__WHAT IS NEEDED__:
Set down each record exactly as written.

__INFORMATION SUPPLIED__:
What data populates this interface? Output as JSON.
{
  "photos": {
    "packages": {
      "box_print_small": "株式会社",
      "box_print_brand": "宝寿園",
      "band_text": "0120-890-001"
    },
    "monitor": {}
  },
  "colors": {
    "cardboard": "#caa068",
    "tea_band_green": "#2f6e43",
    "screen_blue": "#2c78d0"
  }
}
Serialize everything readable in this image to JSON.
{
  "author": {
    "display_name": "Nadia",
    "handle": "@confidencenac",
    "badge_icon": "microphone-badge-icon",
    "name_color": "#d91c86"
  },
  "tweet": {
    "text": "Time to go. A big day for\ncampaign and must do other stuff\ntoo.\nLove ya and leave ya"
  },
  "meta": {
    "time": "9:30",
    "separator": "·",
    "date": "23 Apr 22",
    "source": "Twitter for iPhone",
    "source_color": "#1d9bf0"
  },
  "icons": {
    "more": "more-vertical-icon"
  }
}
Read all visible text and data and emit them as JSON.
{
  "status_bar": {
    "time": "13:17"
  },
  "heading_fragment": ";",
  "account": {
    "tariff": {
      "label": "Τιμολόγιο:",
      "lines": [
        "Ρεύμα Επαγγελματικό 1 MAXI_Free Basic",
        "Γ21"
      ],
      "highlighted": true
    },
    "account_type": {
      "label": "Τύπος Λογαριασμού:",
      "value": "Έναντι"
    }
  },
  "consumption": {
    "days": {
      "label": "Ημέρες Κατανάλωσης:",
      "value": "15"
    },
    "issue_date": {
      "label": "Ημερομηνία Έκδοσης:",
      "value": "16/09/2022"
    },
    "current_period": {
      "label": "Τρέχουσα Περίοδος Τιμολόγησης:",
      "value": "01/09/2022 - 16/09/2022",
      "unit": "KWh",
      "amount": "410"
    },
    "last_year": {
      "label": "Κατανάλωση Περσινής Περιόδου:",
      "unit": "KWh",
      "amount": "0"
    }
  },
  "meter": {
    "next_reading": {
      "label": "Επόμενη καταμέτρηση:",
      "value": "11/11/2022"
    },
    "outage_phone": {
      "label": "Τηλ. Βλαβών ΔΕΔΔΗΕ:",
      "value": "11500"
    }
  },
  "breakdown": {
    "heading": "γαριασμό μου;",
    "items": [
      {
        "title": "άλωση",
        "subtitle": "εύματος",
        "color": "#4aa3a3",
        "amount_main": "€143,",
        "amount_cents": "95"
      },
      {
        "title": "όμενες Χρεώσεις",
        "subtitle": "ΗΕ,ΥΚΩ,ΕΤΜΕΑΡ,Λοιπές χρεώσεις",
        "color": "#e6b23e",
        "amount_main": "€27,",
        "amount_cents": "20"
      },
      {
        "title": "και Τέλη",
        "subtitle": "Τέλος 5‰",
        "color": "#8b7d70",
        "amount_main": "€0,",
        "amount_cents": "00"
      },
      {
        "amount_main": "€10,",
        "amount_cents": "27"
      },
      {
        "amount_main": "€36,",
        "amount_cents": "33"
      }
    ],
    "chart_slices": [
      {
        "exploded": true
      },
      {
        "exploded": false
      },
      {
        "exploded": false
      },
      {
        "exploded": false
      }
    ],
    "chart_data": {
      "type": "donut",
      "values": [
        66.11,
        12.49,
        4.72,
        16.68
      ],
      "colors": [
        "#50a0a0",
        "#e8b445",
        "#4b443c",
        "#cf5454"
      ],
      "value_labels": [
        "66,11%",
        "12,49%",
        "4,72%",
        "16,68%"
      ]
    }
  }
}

__FULL RESPONSE__:
What data populates this interface? Output as JSON.
{
  "photos": {
    "packages": {
      "box_print_small": "株式会社",
      "box_print_brand": "宝寿園",
      "band_text": "0120-890-001"
    },
    "monitor": {}
  },
  "colors": {
    "cardboard": "#caa068",
    "tea_band_green": "#2f6e43",
    "screen_blue": "#2c78d0"
  }
}
Serialize everything readable in this image to JSON.
{
  "author": {
    "display_name": "Nadia",
    "handle": "@confidencenac",
    "badge_icon": "microphone-badge-icon",
    "name_color": "#d91c86"
  },
  "tweet": {
    "text": "Time to go. A big day for\ncampaign and must do other stuff\ntoo.\nLove ya and leave ya"
  },
  "meta": {
    "time": "9:30",
    "separator": "·",
    "date": "23 Apr 22",
    "source": "Twitter for iPhone",
    "source_color": "#1d9bf0"
  },
  "icons": {
    "more": "more-vertical-icon"
  }
}
Read all visible text and data and emit them as JSON.
{
  "status_bar": {
    "time": "13:17"
  },
  "heading_fragment": ";",
  "account": {
    "tariff": {
      "label": "Τιμολόγιο:",
      "lines": [
        "Ρεύμα Επαγγελματικό 1 MAXI_Free Basic",
        "Γ21"
      ],
      "highlighted": true
    },
    "account_type": {
      "label": "Τύπος Λογαριασμού:",
      "value": "Έναντι"
    }
  },
  "consumption": {
    "days": {
      "label": "Ημέρες Κατανάλωσης:",
      "value": "15"
    },
    "issue_date": {
      "label": "Ημερομηνία Έκδοσης:",
      "value": "16/09/2022"
    },
    "current_period": {
      "label": "Τρέχουσα Περίοδος Τιμολόγησης:",
      "value": "01/09/2022 - 16/09/2022",
      "unit": "KWh",
      "amount": "410"
    },
    "last_year": {
      "label": "Κατανάλωση Περσινής Περιόδου:",
      "unit": "KWh",
      "amount": "0"
    }
  },
  "meter": {
    "next_reading": {
      "label": "Επόμενη καταμέτρηση:",
      "value": "11/11/2022"
    },
    "outage_phone": {
      "label": "Τηλ. Βλαβών ΔΕΔΔΗΕ:",
      "value": "11500"
    }
  },
  "breakdown": {
    "heading": "γαριασμό μου;",
    "items": [
      {
        "title": "άλωση",
        "subtitle": "εύματος",
        "color": "#4aa3a3",
        "amount_main": "€143,",
        "amount_cents": "95"
      },
      {
        "title": "όμενες Χρεώσεις",
        "subtitle": "ΗΕ,ΥΚΩ,ΕΤΜΕΑΡ,Λοιπές χρεώσεις",
        "color": "#e6b23e",
        "amount_main": "€27,",
        "amount_cents": "20"
      },
      {
        "title": "και Τέλη",
        "subtitle": "Τέλος 5‰",
        "color": "#8b7d70",
        "amount_main": "€0,",
        "amount_cents": "00"
      },
      {
        "amount_main": "€10,",
        "amount_cents": "27"
      },
      {
        "amount_main": "€36,",
        "amount_cents": "33"
      }
    ],
    "chart_slices": [
      {
        "exploded": true
      },
      {
        "exploded": false
      },
      {
        "exploded": false
      },
      {
        "exploded": false
      }
    ],
    "chart_data": {
      "type": "donut",
      "values": [
        66.11,
        12.49,
        4.72,
        16.68
      ],
      "colors": [
        "#50a0a0",
        "#e8b445",
        "#4b443c",
        "#cf5454"
      ],
      "value_labels": [
        "66,11%",
        "12,49%",
        "4,72%",
        "16,68%"
      ]
    }
  }
}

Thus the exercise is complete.